*** ITEMS

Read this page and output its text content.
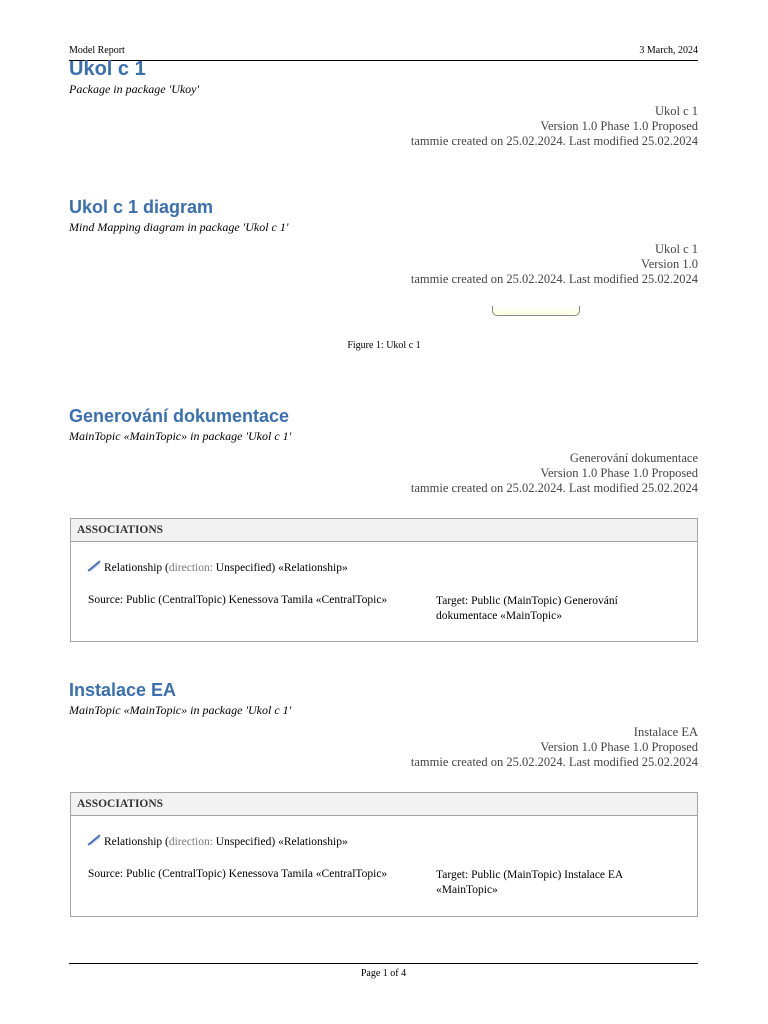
Model Report	3 March, 2024
Ukol c 1
Package in package 'Ukoy'
Ukol c 1
Version 1.0 Phase 1.0 Proposed
tammie created on 25.02.2024. Last modified 25.02.2024
Ukol c 1 diagram
Mind Mapping diagram in package 'Ukol c 1'
Ukol c 1
Version 1.0
tammie created on 25.02.2024. Last modified 25.02.2024
Figure 1: Ukol c 1
Generování dokumentace
MainTopic «MainTopic» in package 'Ukol c 1'
Generování dokumentace
Version 1.0 Phase 1.0 Proposed
tammie created on 25.02.2024. Last modified 25.02.2024
ASSOCIATIONS
Relationship (direction: Unspecified) «Relationship»
Source: Public (CentralTopic) Kenessova Tamila «CentralTopic»	Target: Public (MainTopic) Generování dokumentace «MainTopic»
Instalace EA
MainTopic «MainTopic» in package 'Ukol c 1'
Instalace EA
Version 1.0 Phase 1.0 Proposed
tammie created on 25.02.2024. Last modified 25.02.2024
ASSOCIATIONS
Relationship (direction: Unspecified) «Relationship»
Source: Public (CentralTopic) Kenessova Tamila «CentralTopic»	Target: Public (MainTopic) Instalace EA «MainTopic»
Page 1 of 4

******

## AIM OF THE TASK
Reproduce the material in its entirety and word for word, without the pictures.

## EXERCISE OUTPUT
Read this page and output its text content.
Model Report	3 March, 2024
Ukol c 1
Package in package 'Ukoy'
Ukol c 1
Version 1.0 Phase 1.0 Proposed
tammie created on 25.02.2024. Last modified 25.02.2024
Ukol c 1 diagram
Mind Mapping diagram in package 'Ukol c 1'
Ukol c 1
Version 1.0
tammie created on 25.02.2024. Last modified 25.02.2024
Figure 1: Ukol c 1
Generování dokumentace
MainTopic «MainTopic» in package 'Ukol c 1'
Generování dokumentace
Version 1.0 Phase 1.0 Proposed
tammie created on 25.02.2024. Last modified 25.02.2024
ASSOCIATIONS
Relationship (direction: Unspecified) «Relationship»
Source: Public (CentralTopic) Kenessova Tamila «CentralTopic»	Target: Public (MainTopic) Generování dokumentace «MainTopic»
Instalace EA
MainTopic «MainTopic» in package 'Ukol c 1'
Instalace EA
Version 1.0 Phase 1.0 Proposed
tammie created on 25.02.2024. Last modified 25.02.2024
ASSOCIATIONS
Relationship (direction: Unspecified) «Relationship»
Source: Public (CentralTopic) Kenessova Tamila «CentralTopic»	Target: Public (MainTopic) Instalace EA «MainTopic»
Page 1 of 4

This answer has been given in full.